**Goal of the exercise:**
Format the entries below as a Markdown table with two columns, Row and Line. Put one nonblank line per row, numbered in order, and omit blank lines.

**Material supplied:**
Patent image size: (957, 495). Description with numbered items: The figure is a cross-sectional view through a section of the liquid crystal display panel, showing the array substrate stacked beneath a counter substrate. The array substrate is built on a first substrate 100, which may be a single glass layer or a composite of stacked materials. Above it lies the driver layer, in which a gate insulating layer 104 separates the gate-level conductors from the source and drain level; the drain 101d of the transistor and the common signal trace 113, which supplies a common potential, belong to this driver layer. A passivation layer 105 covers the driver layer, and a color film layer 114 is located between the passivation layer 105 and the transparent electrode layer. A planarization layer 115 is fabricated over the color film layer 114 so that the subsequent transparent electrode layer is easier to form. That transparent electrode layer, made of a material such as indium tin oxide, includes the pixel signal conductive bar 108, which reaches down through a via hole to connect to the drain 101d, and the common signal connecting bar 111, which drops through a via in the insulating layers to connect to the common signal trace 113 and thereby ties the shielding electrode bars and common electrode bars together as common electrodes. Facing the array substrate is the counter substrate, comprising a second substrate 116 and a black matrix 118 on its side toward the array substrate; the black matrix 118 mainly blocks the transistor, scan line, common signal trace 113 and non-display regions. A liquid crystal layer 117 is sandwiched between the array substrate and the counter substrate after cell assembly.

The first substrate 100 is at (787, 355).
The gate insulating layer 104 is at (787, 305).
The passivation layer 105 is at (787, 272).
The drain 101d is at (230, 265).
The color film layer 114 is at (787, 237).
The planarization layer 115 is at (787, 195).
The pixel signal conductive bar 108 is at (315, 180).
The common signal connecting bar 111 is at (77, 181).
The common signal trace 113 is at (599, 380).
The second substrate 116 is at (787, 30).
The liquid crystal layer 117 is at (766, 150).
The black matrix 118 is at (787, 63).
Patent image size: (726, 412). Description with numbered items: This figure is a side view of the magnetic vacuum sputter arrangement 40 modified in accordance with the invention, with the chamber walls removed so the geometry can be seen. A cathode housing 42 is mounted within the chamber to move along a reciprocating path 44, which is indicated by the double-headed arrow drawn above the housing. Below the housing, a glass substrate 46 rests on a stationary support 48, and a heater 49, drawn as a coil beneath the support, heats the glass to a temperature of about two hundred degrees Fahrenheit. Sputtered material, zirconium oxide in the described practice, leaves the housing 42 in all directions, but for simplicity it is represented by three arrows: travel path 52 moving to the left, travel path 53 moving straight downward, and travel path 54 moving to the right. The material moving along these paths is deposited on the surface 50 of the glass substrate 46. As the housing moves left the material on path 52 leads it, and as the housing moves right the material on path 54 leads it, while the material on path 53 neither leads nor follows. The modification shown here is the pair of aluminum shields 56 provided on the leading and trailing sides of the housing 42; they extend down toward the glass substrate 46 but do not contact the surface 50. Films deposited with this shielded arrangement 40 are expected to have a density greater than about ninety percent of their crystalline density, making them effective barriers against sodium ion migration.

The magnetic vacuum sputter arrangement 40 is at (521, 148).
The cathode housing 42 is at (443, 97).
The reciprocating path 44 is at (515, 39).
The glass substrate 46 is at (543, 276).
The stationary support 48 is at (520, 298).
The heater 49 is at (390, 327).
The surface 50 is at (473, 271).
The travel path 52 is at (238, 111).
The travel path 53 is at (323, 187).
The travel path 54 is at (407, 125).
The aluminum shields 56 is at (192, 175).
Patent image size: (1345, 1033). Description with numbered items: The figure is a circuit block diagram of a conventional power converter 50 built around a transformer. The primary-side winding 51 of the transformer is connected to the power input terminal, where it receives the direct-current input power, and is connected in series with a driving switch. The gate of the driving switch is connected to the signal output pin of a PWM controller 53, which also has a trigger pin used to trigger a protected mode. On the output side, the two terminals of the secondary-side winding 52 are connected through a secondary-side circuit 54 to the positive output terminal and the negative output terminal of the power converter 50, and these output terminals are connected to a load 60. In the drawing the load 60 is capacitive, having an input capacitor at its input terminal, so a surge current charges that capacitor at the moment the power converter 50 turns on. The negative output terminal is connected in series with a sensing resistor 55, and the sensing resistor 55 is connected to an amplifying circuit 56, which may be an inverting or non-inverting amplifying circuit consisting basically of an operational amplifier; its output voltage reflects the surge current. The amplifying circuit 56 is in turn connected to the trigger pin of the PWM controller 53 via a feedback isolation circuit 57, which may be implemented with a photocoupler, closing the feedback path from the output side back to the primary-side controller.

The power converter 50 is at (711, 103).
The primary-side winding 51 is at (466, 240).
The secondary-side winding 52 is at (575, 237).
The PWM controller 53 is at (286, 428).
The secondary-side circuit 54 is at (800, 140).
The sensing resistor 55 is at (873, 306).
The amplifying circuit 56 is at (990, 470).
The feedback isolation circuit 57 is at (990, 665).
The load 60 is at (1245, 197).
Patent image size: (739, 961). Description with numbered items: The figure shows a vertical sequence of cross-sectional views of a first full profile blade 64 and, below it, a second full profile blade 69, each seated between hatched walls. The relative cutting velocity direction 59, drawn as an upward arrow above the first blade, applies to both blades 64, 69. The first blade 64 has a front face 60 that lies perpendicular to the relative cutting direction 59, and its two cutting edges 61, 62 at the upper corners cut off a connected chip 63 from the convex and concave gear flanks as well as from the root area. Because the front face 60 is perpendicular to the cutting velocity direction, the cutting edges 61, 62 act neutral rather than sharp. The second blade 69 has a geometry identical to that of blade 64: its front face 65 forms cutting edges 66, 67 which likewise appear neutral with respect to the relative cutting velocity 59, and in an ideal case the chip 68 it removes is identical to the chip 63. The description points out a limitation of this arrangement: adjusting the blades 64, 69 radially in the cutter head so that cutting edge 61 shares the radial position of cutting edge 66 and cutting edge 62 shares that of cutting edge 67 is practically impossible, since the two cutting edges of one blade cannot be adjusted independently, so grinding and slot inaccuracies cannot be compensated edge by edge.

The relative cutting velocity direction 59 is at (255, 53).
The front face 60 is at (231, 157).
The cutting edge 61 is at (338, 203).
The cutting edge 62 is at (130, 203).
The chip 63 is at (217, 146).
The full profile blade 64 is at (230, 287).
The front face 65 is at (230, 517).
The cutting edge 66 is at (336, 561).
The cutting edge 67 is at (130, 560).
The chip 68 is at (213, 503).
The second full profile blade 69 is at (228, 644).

**Response for this exercise:**
| Row | Line |
|---|---|
| 1 | Patent image size: (957, 495). Description with numbered items: The figure is a cross-sectional view through a section of the liquid crystal display panel, showing the array substrate stacked beneath a counter substrate. The array substrate is built on a first substrate 100, which may be a single glass layer or a composite of stacked materials. Above it lies the driver layer, in which a gate insulating layer 104 separates the gate-level conductors from the source and drain level; the drain 101d of the transistor and the common signal trace 113, which supplies a common potential, belong to this driver layer. A passivation layer 105 covers the driver layer, and a color film layer 114 is located between the passivation layer 105 and the transparent electrode layer. A planarization layer 115 is fabricated over the color film layer 114 so that the subsequent transparent electrode layer is easier to form. That transparent electrode layer, made of a material such as indium tin oxide, includes the pixel signal conductive bar 108, which reaches down through a via hole to connect to the drain 101d, and the common signal connecting bar 111, which drops through a via in the insulating layers to connect to the common signal trace 113 and thereby ties the shielding electrode bars and common electrode bars together as common electrodes. Facing the array substrate is the counter substrate, comprising a second substrate 116 and a black matrix 118 on its side toward the array substrate; the black matrix 118 mainly blocks the transistor, scan line, common signal trace 113 and non-display regions. A liquid crystal layer 117 is sandwiched between the array substrate and the counter substrate after cell assembly. |
| 2 | The first substrate 100 is at (787, 355). |
| 3 | The gate insulating layer 104 is at (787, 305). |
| 4 | The passivation layer 105 is at (787, 272). |
| 5 | The drain 101d is at (230, 265). |
| 6 | The color film layer 114 is at (787, 237). |
| 7 | The planarization layer 115 is at (787, 195). |
| 8 | The pixel signal conductive bar 108 is at (315, 180). |
| 9 | The common signal connecting bar 111 is at (77, 181). |
| 10 | The common signal trace 113 is at (599, 380). |
| 11 | The second substrate 116 is at (787, 30). |
| 12 | The liquid crystal layer 117 is at (766, 150). |
| 13 | The black matrix 118 is at (787, 63). |
| 14 | Patent image size: (726, 412). Description with numbered items: This figure is a side view of the magnetic vacuum sputter arrangement 40 modified in accordance with the invention, with the chamber walls removed so the geometry can be seen. A cathode housing 42 is mounted within the chamber to move along a reciprocating path 44, which is indicated by the double-headed arrow drawn above the housing. Below the housing, a glass substrate 46 rests on a stationary support 48, and a heater 49, drawn as a coil beneath the support, heats the glass to a temperature of about two hundred degrees Fahrenheit. Sputtered material, zirconium oxide in the described practice, leaves the housing 42 in all directions, but for simplicity it is represented by three arrows: travel path 52 moving to the left, travel path 53 moving straight downward, and travel path 54 moving to the right. The material moving along these paths is deposited on the surface 50 of the glass substrate 46. As the housing moves left the material on path 52 leads it, and as the housing moves right the material on path 54 leads it, while the material on path 53 neither leads nor follows. The modification shown here is the pair of aluminum shields 56 provided on the leading and trailing sides of the housing 42; they extend down toward the glass substrate 46 but do not contact the surface 50. Films deposited with this shielded arrangement 40 are expected to have a density greater than about ninety percent of their crystalline density, making them effective barriers against sodium ion migration. |
| 15 | The magnetic vacuum sputter arrangement 40 is at (521, 148). |
| 16 | The cathode housing 42 is at (443, 97). |
| 17 | The reciprocating path 44 is at (515, 39). |
| 18 | The glass substrate 46 is at (543, 276). |
| 19 | The stationary support 48 is at (520, 298). |
| 20 | The heater 49 is at (390, 327). |
| 21 | The surface 50 is at (473, 271). |
| 22 | The travel path 52 is at (238, 111). |
| 23 | The travel path 53 is at (323, 187). |
| 24 | The travel path 54 is at (407, 125). |
| 25 | The aluminum shields 56 is at (192, 175). |
| 26 | Patent image size: (1345, 1033). Description with numbered items: The figure is a circuit block diagram of a conventional power converter 50 built around a transformer. The primary-side winding 51 of the transformer is connected to the power input terminal, where it receives the direct-current input power, and is connected in series with a driving switch. The gate of the driving switch is connected to the signal output pin of a PWM controller 53, which also has a trigger pin used to trigger a protected mode. On the output side, the two terminals of the secondary-side winding 52 are connected through a secondary-side circuit 54 to the positive output terminal and the negative output terminal of the power converter 50, and these output terminals are connected to a load 60. In the drawing the load 60 is capacitive, having an input capacitor at its input terminal, so a surge current charges that capacitor at the moment the power converter 50 turns on. The negative output terminal is connected in series with a sensing resistor 55, and the sensing resistor 55 is connected to an amplifying circuit 56, which may be an inverting or non-inverting amplifying circuit consisting basically of an operational amplifier; its output voltage reflects the surge current. The amplifying circuit 56 is in turn connected to the trigger pin of the PWM controller 53 via a feedback isolation circuit 57, which may be implemented with a photocoupler, closing the feedback path from the output side back to the primary-side controller. |
| 27 | The power converter 50 is at (711, 103). |
| 28 | The primary-side winding 51 is at (466, 240). |
| 29 | The secondary-side winding 52 is at (575, 237). |
| 30 | The PWM controller 53 is at (286, 428). |
| 31 | The secondary-side circuit 54 is at (800, 140). |
| 32 | The sensing resistor 55 is at (873, 306). |
| 33 | The amplifying circuit 56 is at (990, 470). |
| 34 | The feedback isolation circuit 57 is at (990, 665). |
| 35 | The load 60 is at (1245, 197). |
| 36 | Patent image size: (739, 961). Description with numbered items: The figure shows a vertical sequence of cross-sectional views of a first full profile blade 64 and, below it, a second full profile blade 69, each seated between hatched walls. The relative cutting velocity direction 59, drawn as an upward arrow above the first blade, applies to both blades 64, 69. The first blade 64 has a front face 60 that lies perpendicular to the relative cutting direction 59, and its two cutting edges 61, 62 at the upper corners cut off a connected chip 63 from the convex and concave gear flanks as well as from the root area. Because the front face 60 is perpendicular to the cutting velocity direction, the cutting edges 61, 62 act neutral rather than sharp. The second blade 69 has a geometry identical to that of blade 64: its front face 65 forms cutting edges 66, 67 which likewise appear neutral with respect to the relative cutting velocity 59, and in an ideal case the chip 68 it removes is identical to the chip 63. The description points out a limitation of this arrangement: adjusting the blades 64, 69 radially in the cutter head so that cutting edge 61 shares the radial position of cutting edge 66 and cutting edge 62 shares that of cutting edge 67 is practically impossible, since the two cutting edges of one blade cannot be adjusted independently, so grinding and slot inaccuracies cannot be compensated edge by edge. |
| 37 | The relative cutting velocity direction 59 is at (255, 53). |
| 38 | The front face 60 is at (231, 157). |
| 39 | The cutting edge 61 is at (338, 203). |
| 40 | The cutting edge 62 is at (130, 203). |
| 41 | The chip 63 is at (217, 146). |
| 42 | The full profile blade 64 is at (230, 287). |
| 43 | The front face 65 is at (230, 517). |
| 44 | The cutting edge 66 is at (336, 561). |
| 45 | The cutting edge 67 is at (130, 560). |
| 46 | The chip 68 is at (213, 503). |
| 47 | The second full profile blade 69 is at (228, 644). |